→ **JOB**:
Below is a block of data; give all of it again word for word.

→ **DATA LISTING**:
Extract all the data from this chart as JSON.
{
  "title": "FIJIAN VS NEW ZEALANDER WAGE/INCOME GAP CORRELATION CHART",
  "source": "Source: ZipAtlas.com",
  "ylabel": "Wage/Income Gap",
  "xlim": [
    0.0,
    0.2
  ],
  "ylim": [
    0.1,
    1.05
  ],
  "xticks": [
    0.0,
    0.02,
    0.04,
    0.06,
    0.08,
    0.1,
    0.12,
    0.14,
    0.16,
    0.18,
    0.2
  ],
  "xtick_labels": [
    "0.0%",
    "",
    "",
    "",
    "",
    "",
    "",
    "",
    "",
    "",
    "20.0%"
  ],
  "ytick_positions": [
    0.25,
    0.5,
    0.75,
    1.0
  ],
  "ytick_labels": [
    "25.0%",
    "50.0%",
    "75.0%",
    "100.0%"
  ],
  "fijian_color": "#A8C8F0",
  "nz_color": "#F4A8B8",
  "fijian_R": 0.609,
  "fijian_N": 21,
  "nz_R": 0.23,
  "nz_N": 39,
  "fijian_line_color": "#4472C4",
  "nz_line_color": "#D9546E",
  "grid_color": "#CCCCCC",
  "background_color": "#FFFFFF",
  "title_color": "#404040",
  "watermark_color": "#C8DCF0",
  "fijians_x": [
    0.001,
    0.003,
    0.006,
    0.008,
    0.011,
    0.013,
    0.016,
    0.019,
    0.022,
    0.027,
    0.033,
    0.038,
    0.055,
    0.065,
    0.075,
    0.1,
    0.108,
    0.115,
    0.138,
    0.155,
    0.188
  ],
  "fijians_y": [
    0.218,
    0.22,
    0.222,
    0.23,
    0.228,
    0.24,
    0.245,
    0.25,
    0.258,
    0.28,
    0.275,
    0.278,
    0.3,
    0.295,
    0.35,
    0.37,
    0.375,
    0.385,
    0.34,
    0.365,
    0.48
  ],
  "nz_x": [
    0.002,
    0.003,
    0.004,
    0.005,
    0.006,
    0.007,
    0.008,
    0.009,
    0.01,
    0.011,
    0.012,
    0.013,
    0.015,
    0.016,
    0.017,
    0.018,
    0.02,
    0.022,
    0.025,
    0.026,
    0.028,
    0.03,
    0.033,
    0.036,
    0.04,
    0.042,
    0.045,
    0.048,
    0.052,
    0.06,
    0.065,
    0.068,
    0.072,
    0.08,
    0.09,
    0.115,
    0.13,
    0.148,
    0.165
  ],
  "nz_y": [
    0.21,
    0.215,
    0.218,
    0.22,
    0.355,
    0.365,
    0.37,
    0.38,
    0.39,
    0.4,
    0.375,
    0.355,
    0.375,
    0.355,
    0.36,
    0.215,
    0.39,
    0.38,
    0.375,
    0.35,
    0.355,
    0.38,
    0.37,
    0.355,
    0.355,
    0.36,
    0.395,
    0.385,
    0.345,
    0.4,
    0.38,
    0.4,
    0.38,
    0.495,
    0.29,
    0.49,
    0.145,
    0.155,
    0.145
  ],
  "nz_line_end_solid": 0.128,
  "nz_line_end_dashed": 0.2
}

→ **RESULT OF THIS TASK**:
Extract all the data from this chart as JSON.
{
  "title": "FIJIAN VS NEW ZEALANDER WAGE/INCOME GAP CORRELATION CHART",
  "source": "Source: ZipAtlas.com",
  "ylabel": "Wage/Income Gap",
  "xlim": [
    0.0,
    0.2
  ],
  "ylim": [
    0.1,
    1.05
  ],
  "xticks": [
    0.0,
    0.02,
    0.04,
    0.06,
    0.08,
    0.1,
    0.12,
    0.14,
    0.16,
    0.18,
    0.2
  ],
  "xtick_labels": [
    "0.0%",
    "",
    "",
    "",
    "",
    "",
    "",
    "",
    "",
    "",
    "20.0%"
  ],
  "ytick_positions": [
    0.25,
    0.5,
    0.75,
    1.0
  ],
  "ytick_labels": [
    "25.0%",
    "50.0%",
    "75.0%",
    "100.0%"
  ],
  "fijian_color": "#A8C8F0",
  "nz_color": "#F4A8B8",
  "fijian_R": 0.609,
  "fijian_N": 21,
  "nz_R": 0.23,
  "nz_N": 39,
  "fijian_line_color": "#4472C4",
  "nz_line_color": "#D9546E",
  "grid_color": "#CCCCCC",
  "background_color": "#FFFFFF",
  "title_color": "#404040",
  "watermark_color": "#C8DCF0",
  "fijians_x": [
    0.001,
    0.003,
    0.006,
    0.008,
    0.011,
    0.013,
    0.016,
    0.019,
    0.022,
    0.027,
    0.033,
    0.038,
    0.055,
    0.065,
    0.075,
    0.1,
    0.108,
    0.115,
    0.138,
    0.155,
    0.188
  ],
  "fijians_y": [
    0.218,
    0.22,
    0.222,
    0.23,
    0.228,
    0.24,
    0.245,
    0.25,
    0.258,
    0.28,
    0.275,
    0.278,
    0.3,
    0.295,
    0.35,
    0.37,
    0.375,
    0.385,
    0.34,
    0.365,
    0.48
  ],
  "nz_x": [
    0.002,
    0.003,
    0.004,
    0.005,
    0.006,
    0.007,
    0.008,
    0.009,
    0.01,
    0.011,
    0.012,
    0.013,
    0.015,
    0.016,
    0.017,
    0.018,
    0.02,
    0.022,
    0.025,
    0.026,
    0.028,
    0.03,
    0.033,
    0.036,
    0.04,
    0.042,
    0.045,
    0.048,
    0.052,
    0.06,
    0.065,
    0.068,
    0.072,
    0.08,
    0.09,
    0.115,
    0.13,
    0.148,
    0.165
  ],
  "nz_y": [
    0.21,
    0.215,
    0.218,
    0.22,
    0.355,
    0.365,
    0.37,
    0.38,
    0.39,
    0.4,
    0.375,
    0.355,
    0.375,
    0.355,
    0.36,
    0.215,
    0.39,
    0.38,
    0.375,
    0.35,
    0.355,
    0.38,
    0.37,
    0.355,
    0.355,
    0.36,
    0.395,
    0.385,
    0.345,
    0.4,
    0.38,
    0.4,
    0.38,
    0.495,
    0.29,
    0.49,
    0.145,
    0.155,
    0.145
  ],
  "nz_line_end_solid": 0.128,
  "nz_line_end_dashed": 0.2
}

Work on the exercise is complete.